WHAT YOU WILL DO — Search the records for "system" and copy each line that holds it.

EXTRACTED MATERIAL —
----

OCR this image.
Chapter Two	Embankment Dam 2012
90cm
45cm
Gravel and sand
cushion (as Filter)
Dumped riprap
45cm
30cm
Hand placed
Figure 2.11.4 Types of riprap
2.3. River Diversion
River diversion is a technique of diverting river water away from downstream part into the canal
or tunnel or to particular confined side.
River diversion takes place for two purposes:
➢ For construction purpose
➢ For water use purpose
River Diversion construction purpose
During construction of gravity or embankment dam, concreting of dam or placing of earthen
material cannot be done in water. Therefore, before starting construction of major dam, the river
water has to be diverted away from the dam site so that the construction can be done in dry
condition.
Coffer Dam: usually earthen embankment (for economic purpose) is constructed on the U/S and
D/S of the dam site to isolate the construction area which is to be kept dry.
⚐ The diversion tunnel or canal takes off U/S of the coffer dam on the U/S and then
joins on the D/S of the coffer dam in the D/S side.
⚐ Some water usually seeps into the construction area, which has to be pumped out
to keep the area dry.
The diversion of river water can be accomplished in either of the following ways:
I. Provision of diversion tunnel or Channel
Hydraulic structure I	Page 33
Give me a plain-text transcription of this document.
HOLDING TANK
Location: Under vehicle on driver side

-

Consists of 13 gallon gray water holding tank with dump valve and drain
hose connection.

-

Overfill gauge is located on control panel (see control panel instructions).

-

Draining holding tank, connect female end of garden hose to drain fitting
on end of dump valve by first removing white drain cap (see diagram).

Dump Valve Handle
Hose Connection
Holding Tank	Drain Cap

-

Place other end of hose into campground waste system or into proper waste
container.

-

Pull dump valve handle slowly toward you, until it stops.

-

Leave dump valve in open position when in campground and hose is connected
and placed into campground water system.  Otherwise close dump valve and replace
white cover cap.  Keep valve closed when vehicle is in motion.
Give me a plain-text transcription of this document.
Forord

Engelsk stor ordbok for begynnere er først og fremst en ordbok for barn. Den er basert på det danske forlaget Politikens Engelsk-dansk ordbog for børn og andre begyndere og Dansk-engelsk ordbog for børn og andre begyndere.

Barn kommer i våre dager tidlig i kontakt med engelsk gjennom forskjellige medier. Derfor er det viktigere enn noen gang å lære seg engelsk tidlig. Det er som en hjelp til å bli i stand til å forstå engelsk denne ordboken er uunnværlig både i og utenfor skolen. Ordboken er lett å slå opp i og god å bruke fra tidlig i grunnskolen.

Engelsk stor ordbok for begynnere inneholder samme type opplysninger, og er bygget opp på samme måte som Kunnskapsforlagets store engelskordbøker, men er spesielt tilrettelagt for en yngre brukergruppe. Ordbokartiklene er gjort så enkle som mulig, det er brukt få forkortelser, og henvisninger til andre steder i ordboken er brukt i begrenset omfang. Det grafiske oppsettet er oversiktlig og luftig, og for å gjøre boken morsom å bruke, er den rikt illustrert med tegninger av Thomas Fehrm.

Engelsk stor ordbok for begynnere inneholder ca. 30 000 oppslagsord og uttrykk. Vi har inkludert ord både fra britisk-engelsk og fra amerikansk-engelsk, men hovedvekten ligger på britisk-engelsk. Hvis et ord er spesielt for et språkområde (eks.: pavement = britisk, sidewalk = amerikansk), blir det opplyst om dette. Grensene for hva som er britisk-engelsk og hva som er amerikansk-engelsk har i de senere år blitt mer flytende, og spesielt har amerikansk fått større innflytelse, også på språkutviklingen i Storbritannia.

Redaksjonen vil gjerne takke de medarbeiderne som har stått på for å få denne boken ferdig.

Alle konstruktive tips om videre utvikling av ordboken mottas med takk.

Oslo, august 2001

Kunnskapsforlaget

----

FINISHED EXERCISE —
Place other end of hose into campground waste system or into proper waste
and placed into campground water system.  Otherwise close dump valve and replace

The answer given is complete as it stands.